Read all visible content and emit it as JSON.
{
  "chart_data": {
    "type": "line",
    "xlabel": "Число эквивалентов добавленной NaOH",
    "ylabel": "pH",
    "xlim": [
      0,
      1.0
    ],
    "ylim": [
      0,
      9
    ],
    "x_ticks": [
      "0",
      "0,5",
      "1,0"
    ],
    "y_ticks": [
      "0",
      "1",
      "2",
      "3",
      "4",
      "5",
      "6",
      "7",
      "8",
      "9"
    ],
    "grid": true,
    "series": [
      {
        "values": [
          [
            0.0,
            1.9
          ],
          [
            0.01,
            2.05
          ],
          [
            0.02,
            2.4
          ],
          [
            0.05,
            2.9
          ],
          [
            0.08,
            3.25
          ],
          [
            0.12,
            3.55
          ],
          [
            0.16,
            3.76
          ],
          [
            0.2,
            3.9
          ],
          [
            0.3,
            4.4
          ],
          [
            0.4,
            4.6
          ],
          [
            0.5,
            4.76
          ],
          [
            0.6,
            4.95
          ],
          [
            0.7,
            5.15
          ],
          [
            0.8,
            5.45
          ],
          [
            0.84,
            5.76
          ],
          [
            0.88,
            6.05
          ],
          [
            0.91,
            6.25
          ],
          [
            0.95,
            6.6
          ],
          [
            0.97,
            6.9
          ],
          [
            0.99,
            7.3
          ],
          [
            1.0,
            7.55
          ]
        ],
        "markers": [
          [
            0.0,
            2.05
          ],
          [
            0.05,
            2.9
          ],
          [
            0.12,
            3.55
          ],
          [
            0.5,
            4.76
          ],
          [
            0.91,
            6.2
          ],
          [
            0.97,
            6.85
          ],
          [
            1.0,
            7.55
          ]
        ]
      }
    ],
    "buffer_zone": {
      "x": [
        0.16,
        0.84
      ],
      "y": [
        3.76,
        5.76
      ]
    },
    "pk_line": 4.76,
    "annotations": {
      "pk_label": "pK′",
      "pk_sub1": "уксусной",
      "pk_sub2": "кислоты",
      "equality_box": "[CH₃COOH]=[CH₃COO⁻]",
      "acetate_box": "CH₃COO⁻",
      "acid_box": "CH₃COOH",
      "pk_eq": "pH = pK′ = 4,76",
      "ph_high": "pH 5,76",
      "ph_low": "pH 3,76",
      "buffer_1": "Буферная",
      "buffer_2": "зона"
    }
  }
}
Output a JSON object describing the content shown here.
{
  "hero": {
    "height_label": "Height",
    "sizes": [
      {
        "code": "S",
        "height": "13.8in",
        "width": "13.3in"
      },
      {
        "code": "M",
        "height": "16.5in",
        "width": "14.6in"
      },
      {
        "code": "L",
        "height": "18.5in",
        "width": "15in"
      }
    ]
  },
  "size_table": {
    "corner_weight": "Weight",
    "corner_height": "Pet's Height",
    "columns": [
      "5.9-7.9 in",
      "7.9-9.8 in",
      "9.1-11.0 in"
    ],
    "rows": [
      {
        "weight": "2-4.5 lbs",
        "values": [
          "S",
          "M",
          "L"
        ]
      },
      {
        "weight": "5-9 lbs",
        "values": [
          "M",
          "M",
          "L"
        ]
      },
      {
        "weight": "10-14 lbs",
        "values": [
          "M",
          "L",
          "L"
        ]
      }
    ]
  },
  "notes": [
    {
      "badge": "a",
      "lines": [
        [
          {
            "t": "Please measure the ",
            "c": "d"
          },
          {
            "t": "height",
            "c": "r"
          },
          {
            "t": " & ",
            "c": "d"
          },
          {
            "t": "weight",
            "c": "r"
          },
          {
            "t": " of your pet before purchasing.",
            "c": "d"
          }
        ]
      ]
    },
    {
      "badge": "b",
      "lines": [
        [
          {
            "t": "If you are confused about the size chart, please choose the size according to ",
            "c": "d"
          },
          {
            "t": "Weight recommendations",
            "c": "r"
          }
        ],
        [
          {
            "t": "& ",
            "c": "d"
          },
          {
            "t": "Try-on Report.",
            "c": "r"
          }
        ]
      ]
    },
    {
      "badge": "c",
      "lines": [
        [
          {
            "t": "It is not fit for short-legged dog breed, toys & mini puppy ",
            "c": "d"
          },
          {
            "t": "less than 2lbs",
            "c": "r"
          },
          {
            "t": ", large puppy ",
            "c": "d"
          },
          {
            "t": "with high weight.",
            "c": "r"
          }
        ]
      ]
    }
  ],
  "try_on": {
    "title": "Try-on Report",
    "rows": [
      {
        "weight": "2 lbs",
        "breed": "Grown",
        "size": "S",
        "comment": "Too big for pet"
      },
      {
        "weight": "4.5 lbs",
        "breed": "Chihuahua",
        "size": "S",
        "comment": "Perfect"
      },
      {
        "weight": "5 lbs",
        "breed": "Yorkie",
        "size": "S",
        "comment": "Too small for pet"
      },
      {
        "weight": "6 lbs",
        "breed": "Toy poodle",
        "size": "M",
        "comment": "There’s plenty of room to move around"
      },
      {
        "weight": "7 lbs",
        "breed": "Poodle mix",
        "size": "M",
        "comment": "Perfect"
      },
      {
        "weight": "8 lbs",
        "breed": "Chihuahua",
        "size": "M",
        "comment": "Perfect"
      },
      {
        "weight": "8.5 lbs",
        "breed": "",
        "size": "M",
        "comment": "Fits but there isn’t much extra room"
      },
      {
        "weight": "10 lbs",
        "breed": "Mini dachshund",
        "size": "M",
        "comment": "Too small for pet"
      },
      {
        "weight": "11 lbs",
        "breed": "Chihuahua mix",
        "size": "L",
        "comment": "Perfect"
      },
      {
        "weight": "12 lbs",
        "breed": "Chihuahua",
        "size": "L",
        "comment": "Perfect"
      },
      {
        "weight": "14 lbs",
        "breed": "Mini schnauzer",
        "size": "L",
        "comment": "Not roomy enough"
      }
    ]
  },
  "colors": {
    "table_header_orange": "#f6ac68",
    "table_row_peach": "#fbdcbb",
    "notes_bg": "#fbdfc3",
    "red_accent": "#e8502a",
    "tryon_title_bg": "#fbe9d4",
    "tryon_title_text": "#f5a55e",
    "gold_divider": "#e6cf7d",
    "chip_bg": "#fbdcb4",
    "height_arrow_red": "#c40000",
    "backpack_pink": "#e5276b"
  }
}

********************

• TASK STATEMENT
Copy all lines in the listing above where the string "CH₃COOH" appears.

• TASK ANSWER
      "equality_box": "[CH₃COOH]=[CH₃COO⁻]",
      "acid_box": "CH₃COOH",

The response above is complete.